* _EXERCISE AIM_
What is needed here is an exact copy of every entry.
=-=-=-=-=
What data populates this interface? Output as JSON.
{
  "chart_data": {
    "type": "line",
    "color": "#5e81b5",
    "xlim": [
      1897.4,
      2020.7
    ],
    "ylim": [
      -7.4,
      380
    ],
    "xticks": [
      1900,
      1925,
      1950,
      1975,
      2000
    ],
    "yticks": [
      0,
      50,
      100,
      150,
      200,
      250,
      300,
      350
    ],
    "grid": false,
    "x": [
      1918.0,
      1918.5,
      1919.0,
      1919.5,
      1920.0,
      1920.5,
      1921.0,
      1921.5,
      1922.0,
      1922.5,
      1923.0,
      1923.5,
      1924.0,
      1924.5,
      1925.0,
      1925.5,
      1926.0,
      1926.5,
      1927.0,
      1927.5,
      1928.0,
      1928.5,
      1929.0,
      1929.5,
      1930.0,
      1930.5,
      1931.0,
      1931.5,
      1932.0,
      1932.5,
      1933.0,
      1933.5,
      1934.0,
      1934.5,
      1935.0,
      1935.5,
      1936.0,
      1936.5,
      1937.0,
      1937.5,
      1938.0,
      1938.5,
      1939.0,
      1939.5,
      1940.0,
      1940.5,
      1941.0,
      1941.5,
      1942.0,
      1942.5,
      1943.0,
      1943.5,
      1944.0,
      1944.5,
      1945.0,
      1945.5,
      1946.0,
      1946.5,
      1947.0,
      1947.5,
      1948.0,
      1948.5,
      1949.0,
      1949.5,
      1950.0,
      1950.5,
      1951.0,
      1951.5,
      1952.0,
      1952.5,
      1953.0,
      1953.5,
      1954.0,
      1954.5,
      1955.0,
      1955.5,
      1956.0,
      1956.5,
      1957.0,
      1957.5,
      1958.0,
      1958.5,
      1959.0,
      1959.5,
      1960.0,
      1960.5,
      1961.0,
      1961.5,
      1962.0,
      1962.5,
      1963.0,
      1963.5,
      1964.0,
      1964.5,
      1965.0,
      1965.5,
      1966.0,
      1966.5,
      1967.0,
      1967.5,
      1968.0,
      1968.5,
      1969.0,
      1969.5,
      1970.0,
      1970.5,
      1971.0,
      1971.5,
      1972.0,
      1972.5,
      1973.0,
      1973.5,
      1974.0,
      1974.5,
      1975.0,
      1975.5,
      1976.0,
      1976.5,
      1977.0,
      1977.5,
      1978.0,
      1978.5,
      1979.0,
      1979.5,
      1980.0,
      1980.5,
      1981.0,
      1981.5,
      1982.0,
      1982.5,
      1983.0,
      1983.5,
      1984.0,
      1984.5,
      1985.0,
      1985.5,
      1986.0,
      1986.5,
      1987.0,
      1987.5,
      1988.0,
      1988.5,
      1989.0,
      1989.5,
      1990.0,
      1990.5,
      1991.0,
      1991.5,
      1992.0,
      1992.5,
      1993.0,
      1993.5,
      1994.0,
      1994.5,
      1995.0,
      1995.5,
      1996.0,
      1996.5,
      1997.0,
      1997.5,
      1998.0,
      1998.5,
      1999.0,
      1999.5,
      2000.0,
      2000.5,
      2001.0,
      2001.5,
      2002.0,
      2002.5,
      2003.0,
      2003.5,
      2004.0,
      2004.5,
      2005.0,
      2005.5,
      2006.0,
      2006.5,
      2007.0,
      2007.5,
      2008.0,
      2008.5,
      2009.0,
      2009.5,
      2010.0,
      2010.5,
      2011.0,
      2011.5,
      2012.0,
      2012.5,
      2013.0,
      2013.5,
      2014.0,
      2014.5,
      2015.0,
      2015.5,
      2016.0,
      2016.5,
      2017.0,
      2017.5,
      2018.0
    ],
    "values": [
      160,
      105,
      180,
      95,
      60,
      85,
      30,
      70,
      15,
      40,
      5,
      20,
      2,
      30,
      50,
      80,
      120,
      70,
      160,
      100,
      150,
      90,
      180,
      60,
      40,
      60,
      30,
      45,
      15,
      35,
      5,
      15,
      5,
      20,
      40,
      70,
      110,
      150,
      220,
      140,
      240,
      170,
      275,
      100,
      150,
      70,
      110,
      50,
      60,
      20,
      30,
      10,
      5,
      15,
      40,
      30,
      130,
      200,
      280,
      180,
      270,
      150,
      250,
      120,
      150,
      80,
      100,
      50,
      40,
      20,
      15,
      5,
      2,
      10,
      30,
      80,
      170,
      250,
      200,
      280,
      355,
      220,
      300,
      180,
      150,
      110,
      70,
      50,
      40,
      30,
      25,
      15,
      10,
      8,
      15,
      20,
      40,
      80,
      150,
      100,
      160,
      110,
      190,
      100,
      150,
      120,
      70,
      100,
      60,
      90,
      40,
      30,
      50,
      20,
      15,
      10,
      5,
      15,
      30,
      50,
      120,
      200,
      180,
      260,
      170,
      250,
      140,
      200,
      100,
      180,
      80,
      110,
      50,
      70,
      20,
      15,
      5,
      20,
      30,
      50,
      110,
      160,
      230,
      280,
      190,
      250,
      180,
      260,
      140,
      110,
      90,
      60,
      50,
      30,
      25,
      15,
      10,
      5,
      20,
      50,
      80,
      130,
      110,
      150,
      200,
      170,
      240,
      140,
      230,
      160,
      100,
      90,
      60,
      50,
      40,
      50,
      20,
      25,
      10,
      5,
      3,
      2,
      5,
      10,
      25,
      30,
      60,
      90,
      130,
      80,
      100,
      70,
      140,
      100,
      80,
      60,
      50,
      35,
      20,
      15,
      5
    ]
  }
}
=-=-=-=-=
* _COMPLETE OUTPUT_
What data populates this interface? Output as JSON.
{
  "chart_data": {
    "type": "line",
    "color": "#5e81b5",
    "xlim": [
      1897.4,
      2020.7
    ],
    "ylim": [
      -7.4,
      380
    ],
    "xticks": [
      1900,
      1925,
      1950,
      1975,
      2000
    ],
    "yticks": [
      0,
      50,
      100,
      150,
      200,
      250,
      300,
      350
    ],
    "grid": false,
    "x": [
      1918.0,
      1918.5,
      1919.0,
      1919.5,
      1920.0,
      1920.5,
      1921.0,
      1921.5,
      1922.0,
      1922.5,
      1923.0,
      1923.5,
      1924.0,
      1924.5,
      1925.0,
      1925.5,
      1926.0,
      1926.5,
      1927.0,
      1927.5,
      1928.0,
      1928.5,
      1929.0,
      1929.5,
      1930.0,
      1930.5,
      1931.0,
      1931.5,
      1932.0,
      1932.5,
      1933.0,
      1933.5,
      1934.0,
      1934.5,
      1935.0,
      1935.5,
      1936.0,
      1936.5,
      1937.0,
      1937.5,
      1938.0,
      1938.5,
      1939.0,
      1939.5,
      1940.0,
      1940.5,
      1941.0,
      1941.5,
      1942.0,
      1942.5,
      1943.0,
      1943.5,
      1944.0,
      1944.5,
      1945.0,
      1945.5,
      1946.0,
      1946.5,
      1947.0,
      1947.5,
      1948.0,
      1948.5,
      1949.0,
      1949.5,
      1950.0,
      1950.5,
      1951.0,
      1951.5,
      1952.0,
      1952.5,
      1953.0,
      1953.5,
      1954.0,
      1954.5,
      1955.0,
      1955.5,
      1956.0,
      1956.5,
      1957.0,
      1957.5,
      1958.0,
      1958.5,
      1959.0,
      1959.5,
      1960.0,
      1960.5,
      1961.0,
      1961.5,
      1962.0,
      1962.5,
      1963.0,
      1963.5,
      1964.0,
      1964.5,
      1965.0,
      1965.5,
      1966.0,
      1966.5,
      1967.0,
      1967.5,
      1968.0,
      1968.5,
      1969.0,
      1969.5,
      1970.0,
      1970.5,
      1971.0,
      1971.5,
      1972.0,
      1972.5,
      1973.0,
      1973.5,
      1974.0,
      1974.5,
      1975.0,
      1975.5,
      1976.0,
      1976.5,
      1977.0,
      1977.5,
      1978.0,
      1978.5,
      1979.0,
      1979.5,
      1980.0,
      1980.5,
      1981.0,
      1981.5,
      1982.0,
      1982.5,
      1983.0,
      1983.5,
      1984.0,
      1984.5,
      1985.0,
      1985.5,
      1986.0,
      1986.5,
      1987.0,
      1987.5,
      1988.0,
      1988.5,
      1989.0,
      1989.5,
      1990.0,
      1990.5,
      1991.0,
      1991.5,
      1992.0,
      1992.5,
      1993.0,
      1993.5,
      1994.0,
      1994.5,
      1995.0,
      1995.5,
      1996.0,
      1996.5,
      1997.0,
      1997.5,
      1998.0,
      1998.5,
      1999.0,
      1999.5,
      2000.0,
      2000.5,
      2001.0,
      2001.5,
      2002.0,
      2002.5,
      2003.0,
      2003.5,
      2004.0,
      2004.5,
      2005.0,
      2005.5,
      2006.0,
      2006.5,
      2007.0,
      2007.5,
      2008.0,
      2008.5,
      2009.0,
      2009.5,
      2010.0,
      2010.5,
      2011.0,
      2011.5,
      2012.0,
      2012.5,
      2013.0,
      2013.5,
      2014.0,
      2014.5,
      2015.0,
      2015.5,
      2016.0,
      2016.5,
      2017.0,
      2017.5,
      2018.0
    ],
    "values": [
      160,
      105,
      180,
      95,
      60,
      85,
      30,
      70,
      15,
      40,
      5,
      20,
      2,
      30,
      50,
      80,
      120,
      70,
      160,
      100,
      150,
      90,
      180,
      60,
      40,
      60,
      30,
      45,
      15,
      35,
      5,
      15,
      5,
      20,
      40,
      70,
      110,
      150,
      220,
      140,
      240,
      170,
      275,
      100,
      150,
      70,
      110,
      50,
      60,
      20,
      30,
      10,
      5,
      15,
      40,
      30,
      130,
      200,
      280,
      180,
      270,
      150,
      250,
      120,
      150,
      80,
      100,
      50,
      40,
      20,
      15,
      5,
      2,
      10,
      30,
      80,
      170,
      250,
      200,
      280,
      355,
      220,
      300,
      180,
      150,
      110,
      70,
      50,
      40,
      30,
      25,
      15,
      10,
      8,
      15,
      20,
      40,
      80,
      150,
      100,
      160,
      110,
      190,
      100,
      150,
      120,
      70,
      100,
      60,
      90,
      40,
      30,
      50,
      20,
      15,
      10,
      5,
      15,
      30,
      50,
      120,
      200,
      180,
      260,
      170,
      250,
      140,
      200,
      100,
      180,
      80,
      110,
      50,
      70,
      20,
      15,
      5,
      20,
      30,
      50,
      110,
      160,
      230,
      280,
      190,
      250,
      180,
      260,
      140,
      110,
      90,
      60,
      50,
      30,
      25,
      15,
      10,
      5,
      20,
      50,
      80,
      130,
      110,
      150,
      200,
      170,
      240,
      140,
      230,
      160,
      100,
      90,
      60,
      50,
      40,
      50,
      20,
      25,
      10,
      5,
      3,
      2,
      5,
      10,
      25,
      30,
      60,
      90,
      130,
      80,
      100,
      70,
      140,
      100,
      80,
      60,
      50,
      35,
      20,
      15,
      5
    ]
  }
}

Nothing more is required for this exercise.